• [Data for the task]
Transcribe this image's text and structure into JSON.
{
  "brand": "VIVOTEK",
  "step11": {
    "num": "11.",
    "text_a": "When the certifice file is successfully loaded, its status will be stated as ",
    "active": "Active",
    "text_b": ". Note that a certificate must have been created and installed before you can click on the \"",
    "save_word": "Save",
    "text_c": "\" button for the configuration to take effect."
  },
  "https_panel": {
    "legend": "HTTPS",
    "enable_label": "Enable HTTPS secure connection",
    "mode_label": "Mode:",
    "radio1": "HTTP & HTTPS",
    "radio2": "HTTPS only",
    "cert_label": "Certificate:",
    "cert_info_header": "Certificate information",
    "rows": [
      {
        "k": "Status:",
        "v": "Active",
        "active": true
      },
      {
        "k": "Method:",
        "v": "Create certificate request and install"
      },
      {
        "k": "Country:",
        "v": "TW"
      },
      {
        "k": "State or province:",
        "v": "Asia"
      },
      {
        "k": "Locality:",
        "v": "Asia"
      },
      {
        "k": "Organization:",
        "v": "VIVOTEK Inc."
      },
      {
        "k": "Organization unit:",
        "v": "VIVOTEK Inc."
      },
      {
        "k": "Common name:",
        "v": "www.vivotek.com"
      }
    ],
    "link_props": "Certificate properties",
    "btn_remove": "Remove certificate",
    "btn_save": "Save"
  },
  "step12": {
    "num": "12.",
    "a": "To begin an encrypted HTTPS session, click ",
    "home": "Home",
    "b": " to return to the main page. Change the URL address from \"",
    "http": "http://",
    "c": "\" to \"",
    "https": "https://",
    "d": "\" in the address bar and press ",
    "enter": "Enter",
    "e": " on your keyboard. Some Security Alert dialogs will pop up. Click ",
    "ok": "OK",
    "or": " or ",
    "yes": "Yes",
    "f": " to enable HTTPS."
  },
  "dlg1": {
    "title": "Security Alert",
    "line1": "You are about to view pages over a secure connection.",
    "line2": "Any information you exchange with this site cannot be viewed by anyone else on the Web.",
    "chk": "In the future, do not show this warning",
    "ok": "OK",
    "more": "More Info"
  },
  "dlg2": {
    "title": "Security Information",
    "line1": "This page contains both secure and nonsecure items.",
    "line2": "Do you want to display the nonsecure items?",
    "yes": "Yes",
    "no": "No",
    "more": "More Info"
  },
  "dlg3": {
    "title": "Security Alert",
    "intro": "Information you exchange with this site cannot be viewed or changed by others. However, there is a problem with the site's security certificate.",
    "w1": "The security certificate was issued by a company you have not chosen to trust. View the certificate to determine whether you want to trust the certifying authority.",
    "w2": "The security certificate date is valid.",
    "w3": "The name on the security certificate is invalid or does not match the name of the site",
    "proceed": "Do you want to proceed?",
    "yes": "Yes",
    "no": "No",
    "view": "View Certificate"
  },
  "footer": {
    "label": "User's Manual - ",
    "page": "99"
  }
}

• [Given problem] Using the listing above, list every line in which the string "site" occurs.

• [Solved problem]
    "line2": "Any information you exchange with this site cannot be viewed by anyone else on the Web.",
    "intro": "Information you exchange with this site cannot be viewed or changed by others. However, there is a problem with the site's security certificate.",
    "w3": "The name on the security certificate is invalid or does not match the name of the site",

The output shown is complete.